Exercise directions
Copy out word for word the part of the records that opens with the line containing "Patent image size: (676, 1389)." and closes with the line containing "The aperture 502 is at (250, 68).". Include both of those lines.

Input rows
START

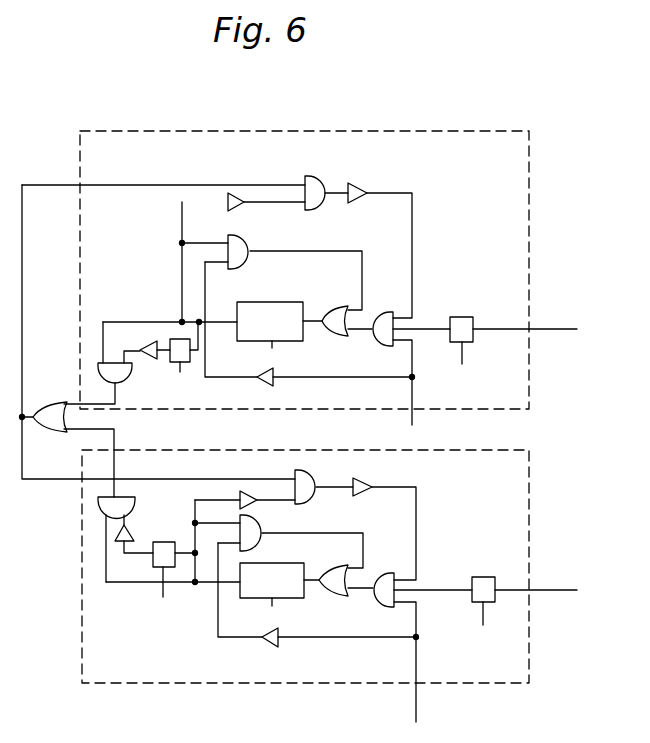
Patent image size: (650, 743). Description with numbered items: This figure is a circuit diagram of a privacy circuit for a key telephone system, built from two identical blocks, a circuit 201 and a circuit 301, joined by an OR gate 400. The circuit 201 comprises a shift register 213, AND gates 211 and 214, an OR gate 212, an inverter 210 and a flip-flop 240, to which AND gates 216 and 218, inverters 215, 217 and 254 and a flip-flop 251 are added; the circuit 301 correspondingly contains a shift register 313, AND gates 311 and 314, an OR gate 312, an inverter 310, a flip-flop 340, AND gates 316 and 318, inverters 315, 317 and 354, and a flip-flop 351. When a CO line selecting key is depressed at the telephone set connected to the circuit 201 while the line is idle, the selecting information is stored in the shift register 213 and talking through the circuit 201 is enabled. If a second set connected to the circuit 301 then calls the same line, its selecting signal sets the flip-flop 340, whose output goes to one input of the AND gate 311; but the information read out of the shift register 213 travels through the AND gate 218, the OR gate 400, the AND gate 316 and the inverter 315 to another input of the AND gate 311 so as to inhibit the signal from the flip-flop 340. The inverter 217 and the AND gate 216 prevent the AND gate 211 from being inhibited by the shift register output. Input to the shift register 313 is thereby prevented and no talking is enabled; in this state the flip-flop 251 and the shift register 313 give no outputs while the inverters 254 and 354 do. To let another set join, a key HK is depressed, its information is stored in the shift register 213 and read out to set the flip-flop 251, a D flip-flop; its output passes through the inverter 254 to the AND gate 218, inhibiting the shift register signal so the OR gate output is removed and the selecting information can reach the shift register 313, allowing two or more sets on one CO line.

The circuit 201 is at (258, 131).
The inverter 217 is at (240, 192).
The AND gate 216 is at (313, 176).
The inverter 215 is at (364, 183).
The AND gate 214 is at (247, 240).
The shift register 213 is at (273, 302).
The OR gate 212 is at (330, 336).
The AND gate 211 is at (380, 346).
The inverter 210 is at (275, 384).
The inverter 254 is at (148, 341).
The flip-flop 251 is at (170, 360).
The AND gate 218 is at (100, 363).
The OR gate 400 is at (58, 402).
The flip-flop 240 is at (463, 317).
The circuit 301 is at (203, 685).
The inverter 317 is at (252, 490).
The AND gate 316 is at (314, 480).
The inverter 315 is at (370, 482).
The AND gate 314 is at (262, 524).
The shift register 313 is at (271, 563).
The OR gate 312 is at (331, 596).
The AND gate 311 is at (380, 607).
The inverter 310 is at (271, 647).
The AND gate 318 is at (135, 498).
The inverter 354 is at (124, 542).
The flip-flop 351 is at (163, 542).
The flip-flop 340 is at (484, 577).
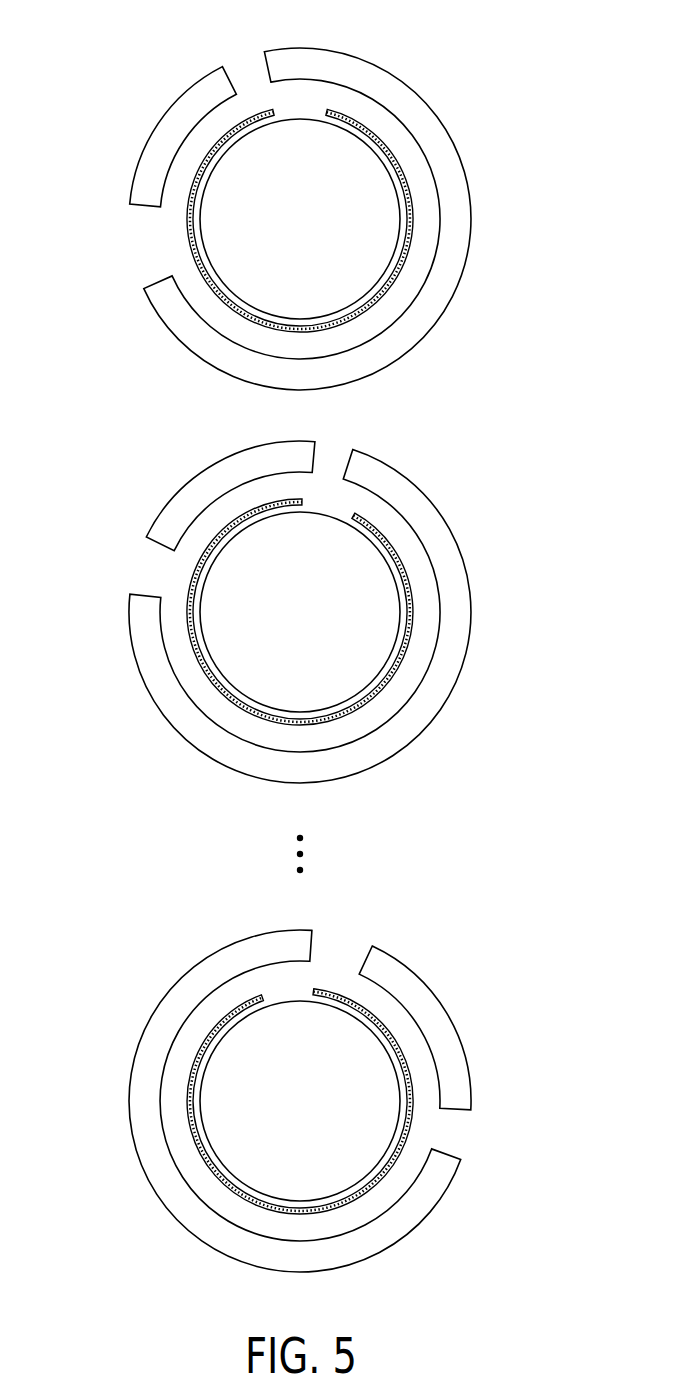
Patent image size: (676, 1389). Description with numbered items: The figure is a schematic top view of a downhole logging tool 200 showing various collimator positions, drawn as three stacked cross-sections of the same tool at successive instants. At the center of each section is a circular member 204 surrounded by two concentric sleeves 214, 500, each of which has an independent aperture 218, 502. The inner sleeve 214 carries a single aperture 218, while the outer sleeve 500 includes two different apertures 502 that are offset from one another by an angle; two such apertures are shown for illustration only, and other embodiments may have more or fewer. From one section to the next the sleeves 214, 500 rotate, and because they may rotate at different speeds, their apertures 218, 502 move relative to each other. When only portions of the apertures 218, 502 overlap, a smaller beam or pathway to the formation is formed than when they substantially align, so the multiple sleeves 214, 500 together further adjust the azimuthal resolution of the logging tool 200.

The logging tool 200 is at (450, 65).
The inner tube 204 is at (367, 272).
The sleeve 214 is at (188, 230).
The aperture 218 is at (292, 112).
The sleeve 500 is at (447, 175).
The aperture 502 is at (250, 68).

END
START

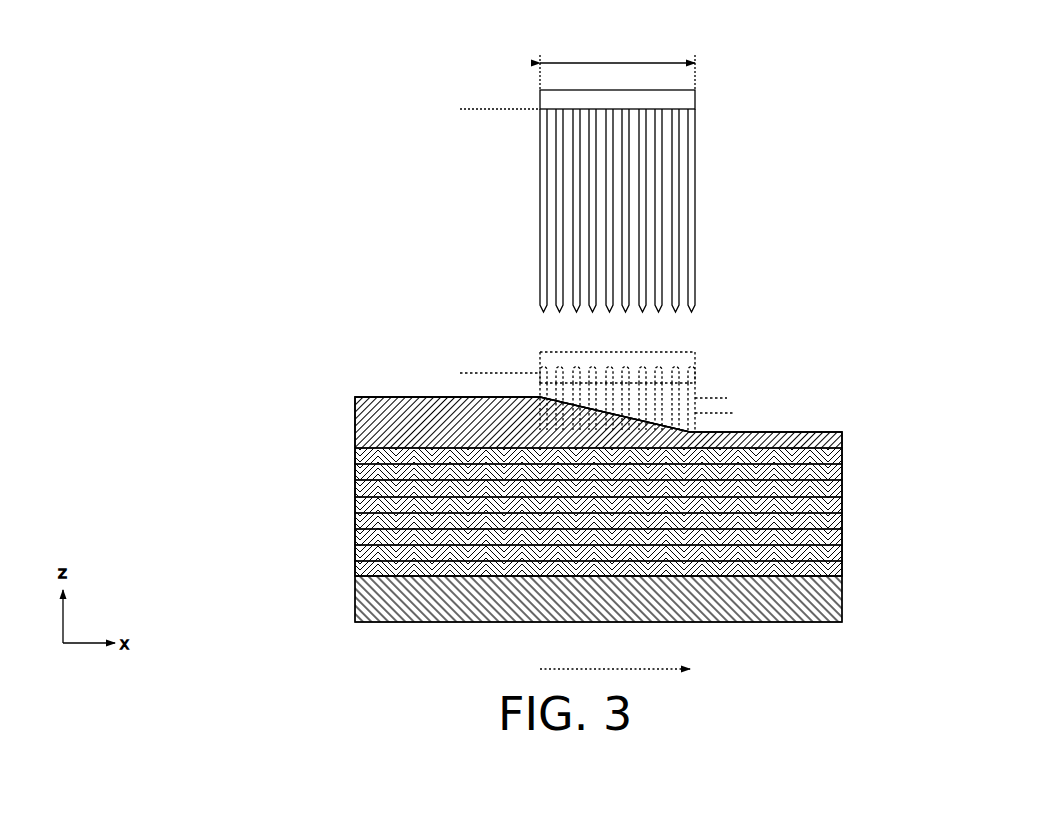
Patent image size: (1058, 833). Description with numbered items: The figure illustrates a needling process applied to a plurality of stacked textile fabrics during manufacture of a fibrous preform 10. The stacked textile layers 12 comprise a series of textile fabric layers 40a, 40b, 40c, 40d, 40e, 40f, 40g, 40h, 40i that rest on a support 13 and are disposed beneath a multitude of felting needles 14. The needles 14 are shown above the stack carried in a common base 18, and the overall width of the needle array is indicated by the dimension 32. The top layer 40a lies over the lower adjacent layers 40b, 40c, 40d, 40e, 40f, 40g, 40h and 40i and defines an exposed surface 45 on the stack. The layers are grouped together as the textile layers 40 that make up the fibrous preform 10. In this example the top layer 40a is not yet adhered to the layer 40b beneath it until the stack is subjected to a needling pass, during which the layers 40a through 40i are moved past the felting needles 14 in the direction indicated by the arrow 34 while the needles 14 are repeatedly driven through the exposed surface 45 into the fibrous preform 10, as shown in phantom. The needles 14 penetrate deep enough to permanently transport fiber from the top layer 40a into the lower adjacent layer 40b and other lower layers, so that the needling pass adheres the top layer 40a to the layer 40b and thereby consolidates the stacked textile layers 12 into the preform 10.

END

Finished answer
Patent image size: (676, 1389). Description with numbered items: The figure is a schematic top view of a downhole logging tool 200 showing various collimator positions, drawn as three stacked cross-sections of the same tool at successive instants. At the center of each section is a circular member 204 surrounded by two concentric sleeves 214, 500, each of which has an independent aperture 218, 502. The inner sleeve 214 carries a single aperture 218, while the outer sleeve 500 includes two different apertures 502 that are offset from one another by an angle; two such apertures are shown for illustration only, and other embodiments may have more or fewer. From one section to the next the sleeves 214, 500 rotate, and because they may rotate at different speeds, their apertures 218, 502 move relative to each other. When only portions of the apertures 218, 502 overlap, a smaller beam or pathway to the formation is formed than when they substantially align, so the multiple sleeves 214, 500 together further adjust the azimuthal resolution of the logging tool 200.

The logging tool 200 is at (450, 65).
The inner tube 204 is at (367, 272).
The sleeve 214 is at (188, 230).
The aperture 218 is at (292, 112).
The sleeve 500 is at (447, 175).
The aperture 502 is at (250, 68).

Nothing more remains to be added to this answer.